Average 2023 production of 9,025 boe/d(1) generated AFF of $91.8 million ($1.03 per share). InPlay returned $16.5 million to shareholders through our monthly base dividend and normal course issuer bid (“NCIB”) share repurchases. The Company maintained its balance sheet strength with a net debt to EBITDA ratio of 0.5x and total debt capacity of $110 million, allowing the financial flexibility to take advantage of strategic opportunities and weather periods of market volatility.
InPlay achieved strong before tax estimated net present values (“NPV”) of future net revenues associated with our 2023 year-end reserves and discounted at 10% (“NPV BT10”) although impacted by weaker future commodity prices in comparison to December 31, 2022. Forecasted WTI and AECO prices used in the Reserve Report decreased by 8% and 48% in year one and 4% and 23% in year two respectively. The Company achieved NPV BT10 reserve values of $242 million (PDP), $571 million (TP) and $824 million (TPP) based on a three independent reserve evaluator average pricing, cost forecast and foreign exchange rates as at December 31, 2023 as used in the Reserve Report.

Things to do:
a. In the InPlay 2023 results text, what net debt to EBITDA ratio did the Company keep?
b. Copy the passage of the InPlay 2023 results text between "InPlay achieved strong" and "the Reserve Report.", inclusive.

Stored data:

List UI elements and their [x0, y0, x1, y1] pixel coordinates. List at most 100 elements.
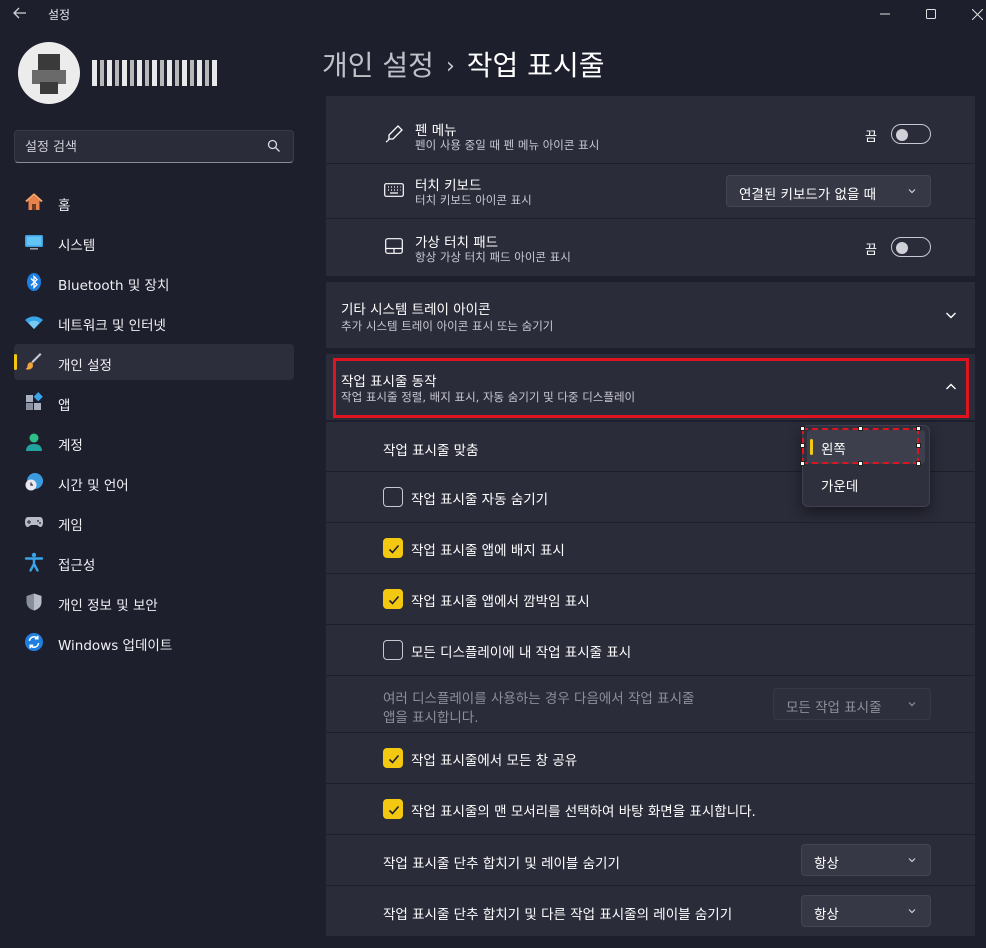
sidebar-item-gaming[interactable]: 게임 — [14, 504, 294, 540]
sidebar-item-network[interactable]: 네트워크 및 인터넷 — [14, 304, 294, 340]
sidebar-item-home[interactable]: 홈 — [14, 184, 294, 220]
title-bar: 설정 — [0, 0, 986, 30]
sidebar-item-label: 홈 — [58, 198, 71, 214]
sidebar-item-label: 네트워크 및 인터넷 — [58, 318, 166, 334]
sidebar-item-label: Windows 업데이트 — [58, 638, 173, 654]
badges-checkbox[interactable] — [383, 538, 403, 558]
breadcrumb-parent[interactable]: 개인 설정 — [322, 49, 434, 82]
sidebar-item-windows-update[interactable]: Windows 업데이트 — [14, 624, 294, 660]
app-title: 설정 — [48, 8, 71, 22]
selection-handle — [916, 461, 921, 466]
chevron-down-icon — [908, 858, 916, 863]
virtual-touchpad-toggle-label: 끔 — [865, 243, 877, 258]
accessibility-icon — [24, 552, 44, 572]
touch-keyboard-title: 터치 키보드 — [415, 178, 482, 194]
auto-hide-label: 작업 표시줄 자동 숨기기 — [411, 492, 549, 508]
annotation-selection — [802, 428, 919, 464]
search-icon[interactable] — [267, 139, 281, 153]
sidebar-item-label: 앱 — [58, 398, 71, 414]
virtual-touchpad-title: 가상 터치 패드 — [415, 235, 499, 251]
share-windows-checkbox[interactable] — [383, 748, 403, 768]
selection-handle — [800, 461, 805, 466]
sidebar-item-accessibility[interactable]: 접근성 — [14, 544, 294, 580]
selection-handle — [858, 426, 863, 431]
settings-search[interactable] — [14, 130, 294, 163]
breadcrumb: 개인 설정 › 작업 표시줄 — [322, 44, 604, 84]
sidebar-item-system[interactable]: 시스템 — [14, 224, 294, 260]
dropdown-value: 모든 작업 표시줄 — [786, 700, 882, 716]
flashing-label: 작업 표시줄 앱에서 깜박임 표시 — [411, 594, 590, 610]
selection-handle — [800, 426, 805, 431]
sidebar-item-label: 개인 설정 — [58, 358, 112, 374]
auto-hide-checkbox[interactable] — [383, 487, 403, 507]
selection-handle — [800, 443, 805, 448]
back-button[interactable] — [12, 5, 32, 25]
user-profile[interactable] — [18, 42, 278, 104]
share-windows-label: 작업 표시줄에서 모든 창 공유 — [411, 753, 578, 769]
keyboard-icon — [384, 180, 404, 200]
sidebar-item-label: 계정 — [58, 438, 83, 454]
combine-main-dropdown[interactable]: 항상 — [801, 844, 931, 876]
far-corner-label: 작업 표시줄의 맨 모서리를 선택하여 바탕 화면을 표시합니다. — [411, 804, 756, 820]
pen-menu-toggle[interactable] — [891, 124, 931, 144]
sidebar-item-time-language[interactable]: 시간 및 언어 — [14, 464, 294, 500]
alignment-option-center[interactable]: 가운데 — [807, 467, 925, 501]
option-label: 가운데 — [821, 479, 859, 495]
chevron-down-icon[interactable] — [944, 308, 958, 322]
minimize-button[interactable] — [862, 0, 908, 28]
dropdown-value: 항상 — [814, 907, 839, 923]
update-icon — [24, 632, 44, 652]
far-corner-checkbox[interactable] — [383, 799, 403, 819]
bluetooth-icon — [24, 272, 44, 292]
all-displays-checkbox[interactable] — [383, 640, 403, 660]
alignment-label: 작업 표시줄 맞춤 — [383, 443, 479, 459]
chevron-down-icon — [908, 702, 916, 707]
touch-keyboard-subtitle: 터치 키보드 아이콘 표시 — [415, 193, 532, 207]
sidebar-item-label: 시스템 — [58, 238, 96, 254]
virtual-touchpad-toggle[interactable] — [891, 237, 931, 257]
search-input[interactable] — [25, 137, 265, 157]
multi-display-label-line2: 앱을 표시합니다. — [383, 710, 479, 726]
virtual-touchpad-subtitle: 항상 가상 터치 패드 아이콘 표시 — [415, 250, 571, 264]
sidebar-item-label: Bluetooth 및 장치 — [58, 278, 170, 294]
checkmark-icon — [388, 595, 400, 605]
avatar — [18, 42, 80, 104]
other-tray-subtitle: 추가 시스템 트레이 아이콘 표시 또는 숨기기 — [341, 319, 554, 333]
home-icon — [24, 192, 44, 212]
combine-other-dropdown[interactable]: 항상 — [801, 895, 931, 927]
username-blurred — [92, 60, 218, 86]
sidebar-item-apps[interactable]: 앱 — [14, 384, 294, 420]
flashing-checkbox[interactable] — [383, 589, 403, 609]
sidebar-item-privacy-security[interactable]: 개인 정보 및 보안 — [14, 584, 294, 620]
close-button[interactable] — [954, 0, 986, 28]
close-icon — [971, 8, 983, 20]
paintbrush-icon — [24, 352, 44, 372]
monitor-icon — [24, 232, 44, 252]
dropdown-value: 항상 — [814, 856, 839, 872]
pen-menu-subtitle: 펜이 사용 중일 때 펜 메뉴 아이콘 표시 — [415, 138, 600, 152]
sidebar-item-personalization[interactable]: 개인 설정 — [14, 344, 294, 380]
sidebar-item-label: 개인 정보 및 보안 — [58, 598, 158, 614]
sidebar-item-bluetooth[interactable]: Bluetooth 및 장치 — [14, 264, 294, 300]
selection-handle — [858, 461, 863, 466]
dropdown-value: 연결된 키보드가 없을 때 — [739, 187, 877, 203]
combine-main-label: 작업 표시줄 단추 합치기 및 레이블 숨기기 — [383, 856, 620, 872]
clock-globe-icon — [24, 472, 44, 492]
checkmark-icon — [388, 805, 400, 815]
multi-display-label-line1: 여러 디스플레이를 사용하는 경우 다음에서 작업 표시줄 — [383, 691, 695, 707]
maximize-button[interactable] — [908, 0, 954, 28]
maximize-icon — [926, 9, 936, 19]
arrow-left-icon — [13, 7, 26, 19]
checkmark-icon — [388, 754, 400, 764]
sidebar-item-label: 시간 및 언어 — [58, 478, 129, 494]
touch-keyboard-dropdown[interactable]: 연결된 키보드가 없을 때 — [726, 175, 931, 207]
chevron-down-icon — [908, 909, 916, 914]
account-icon — [24, 432, 44, 452]
other-tray-title: 기타 시스템 트레이 아이콘 — [341, 302, 491, 318]
sidebar-item-accounts[interactable]: 계정 — [14, 424, 294, 460]
badges-label: 작업 표시줄 앱에 배지 표시 — [411, 543, 565, 559]
shield-icon — [24, 592, 44, 612]
gamepad-icon — [24, 512, 44, 532]
combine-other-label: 작업 표시줄 단추 합치기 및 다른 작업 표시줄의 레이블 숨기기 — [383, 907, 733, 923]
active-indicator — [14, 354, 17, 370]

In response:
a. 0.5x

b.
InPlay achieved strong before tax estimated net present values (“NPV”) of future net revenues associated with our 2023 year-end reserves and discounted at 10% (“NPV BT10”) although impacted by weaker future commodity prices in comparison to December 31, 2022. Forecasted WTI and AECO prices used in the Reserve Report decreased by 8% and 48% in year one and 4% and 23% in year two respectively. The Company achieved NPV BT10 reserve values of $242 million (PDP), $571 million (TP) and $824 million (TPP) based on a three independent reserve evaluator average pricing, cost forecast and foreign exchange rates as at December 31, 2023 as used in the Reserve Report.